(Saved entries)
......
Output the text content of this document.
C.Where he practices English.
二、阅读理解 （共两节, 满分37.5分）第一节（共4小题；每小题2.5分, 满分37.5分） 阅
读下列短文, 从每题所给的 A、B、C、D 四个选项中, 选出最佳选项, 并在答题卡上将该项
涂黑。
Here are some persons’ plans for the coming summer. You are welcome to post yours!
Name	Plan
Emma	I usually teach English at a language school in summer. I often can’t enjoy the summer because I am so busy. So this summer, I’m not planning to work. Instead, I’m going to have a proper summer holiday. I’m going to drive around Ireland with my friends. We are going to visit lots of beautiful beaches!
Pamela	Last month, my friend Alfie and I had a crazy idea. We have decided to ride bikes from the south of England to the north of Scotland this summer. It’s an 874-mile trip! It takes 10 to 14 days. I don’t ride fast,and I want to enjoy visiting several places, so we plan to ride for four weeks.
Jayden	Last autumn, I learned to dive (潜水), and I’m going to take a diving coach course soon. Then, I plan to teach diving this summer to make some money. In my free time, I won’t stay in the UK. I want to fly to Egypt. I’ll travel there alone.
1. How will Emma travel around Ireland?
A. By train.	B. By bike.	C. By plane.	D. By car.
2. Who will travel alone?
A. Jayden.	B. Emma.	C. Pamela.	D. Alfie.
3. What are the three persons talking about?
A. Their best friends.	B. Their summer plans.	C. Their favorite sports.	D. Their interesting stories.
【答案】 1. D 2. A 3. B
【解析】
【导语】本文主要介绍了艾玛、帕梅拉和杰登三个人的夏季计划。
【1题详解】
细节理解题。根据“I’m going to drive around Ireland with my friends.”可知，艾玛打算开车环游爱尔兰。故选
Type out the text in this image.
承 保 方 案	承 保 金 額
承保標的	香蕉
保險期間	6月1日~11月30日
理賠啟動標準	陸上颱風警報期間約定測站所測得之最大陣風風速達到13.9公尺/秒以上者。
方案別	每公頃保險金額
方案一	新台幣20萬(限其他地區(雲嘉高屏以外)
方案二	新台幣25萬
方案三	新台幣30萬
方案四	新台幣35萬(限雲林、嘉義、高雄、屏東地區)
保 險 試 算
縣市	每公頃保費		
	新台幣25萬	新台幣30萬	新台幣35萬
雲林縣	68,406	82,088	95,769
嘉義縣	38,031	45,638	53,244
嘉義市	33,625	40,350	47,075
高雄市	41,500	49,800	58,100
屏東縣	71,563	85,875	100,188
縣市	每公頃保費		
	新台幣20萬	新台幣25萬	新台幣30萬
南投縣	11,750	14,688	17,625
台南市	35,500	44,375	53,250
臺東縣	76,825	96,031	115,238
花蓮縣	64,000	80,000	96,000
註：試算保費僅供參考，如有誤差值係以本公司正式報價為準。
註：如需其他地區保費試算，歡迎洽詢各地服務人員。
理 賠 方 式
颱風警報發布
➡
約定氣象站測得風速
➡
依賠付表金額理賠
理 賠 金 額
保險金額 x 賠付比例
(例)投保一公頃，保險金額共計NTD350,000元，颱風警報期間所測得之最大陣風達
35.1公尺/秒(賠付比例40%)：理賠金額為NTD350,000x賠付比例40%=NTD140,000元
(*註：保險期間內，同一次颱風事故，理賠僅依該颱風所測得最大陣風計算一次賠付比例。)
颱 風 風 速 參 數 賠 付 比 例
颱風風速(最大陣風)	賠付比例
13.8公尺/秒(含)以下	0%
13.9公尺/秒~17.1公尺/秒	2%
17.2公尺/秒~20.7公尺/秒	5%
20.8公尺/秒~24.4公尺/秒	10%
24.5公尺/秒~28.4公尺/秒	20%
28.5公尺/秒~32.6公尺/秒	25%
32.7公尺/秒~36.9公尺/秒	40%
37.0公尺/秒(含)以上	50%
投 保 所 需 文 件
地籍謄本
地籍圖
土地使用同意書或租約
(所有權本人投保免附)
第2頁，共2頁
......
- _Task objective_: How many lines of the entries above hold the string "some"? Reply with the number alone.

- _Answer for the task_: 2